* **INSTRUCTIONS FOR THE TASK**: List each line of the data that holds the string "consumption".

* **RECORDS SHOWN**:
_____
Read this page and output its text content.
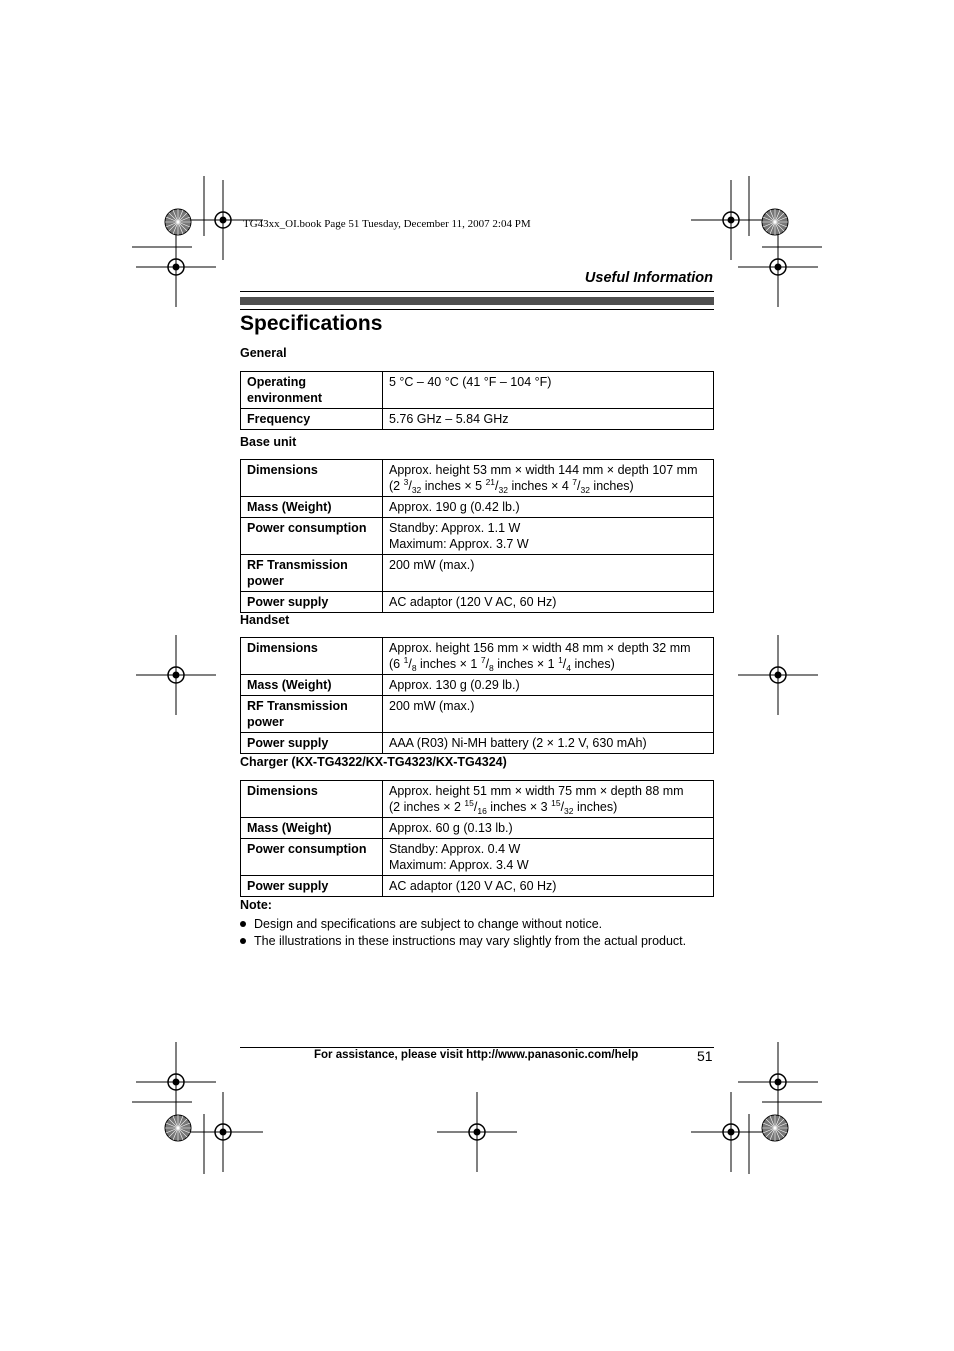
TG43xx_OI.book Page 51 Tuesday, December 11, 2007 2:04 PM
Useful Information
Specifications
General
Operating environment	5 °C – 40 °C (41 °F – 104 °F)
Frequency	5.76 GHz – 5.84 GHz
Base unit
Dimensions	Approx. height 53 mm × width 144 mm × depth 107 mm
(2 $^3/_{32}$ inches × 5 $^{21}/_{32}$ inches × 4 $^7/_{32}$ inches)

Mass (Weight)	Approx. 190 g (0.42 lb.)
Power consumption	Standby: Approx. 1.1 W
Maximum: Approx. 3.7 W

RF Transmission power	200 mW (max.)
Power supply	AC adaptor (120 V AC, 60 Hz)
Handset
Dimensions	Approx. height 156 mm × width 48 mm × depth 32 mm
(6 $^1/_8$ inches × 1 $^7/_8$ inches × 1 $^1/_4$ inches)

Mass (Weight)	Approx. 130 g (0.29 lb.)
RF Transmission power	200 mW (max.)
Power supply	AAA (R03) Ni-MH battery (2 × 1.2 V, 630 mAh)
Charger (KX-TG4322/KX-TG4323/KX-TG4324)
Dimensions	Approx. height 51 mm × width 75 mm × depth 88 mm
(2 inches × 2 $^{15}/_{16}$ inches × 3 $^{15}/_{32}$ inches)

Mass (Weight)	Approx. 60 g (0.13 lb.)
Power consumption	Standby: Approx. 0.4 W
Maximum: Approx. 3.4 W

Power supply	AC adaptor (120 V AC, 60 Hz)
Note:
Design and specifications are subject to change without notice.
The illustrations in these instructions may vary slightly from the actual product.
For assistance, please visit http://www.panasonic.com/help	51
_____
* **TASK RESULT**:
Power consumption	Standby: Approx. 1.1 W
Power consumption	Standby: Approx. 0.4 W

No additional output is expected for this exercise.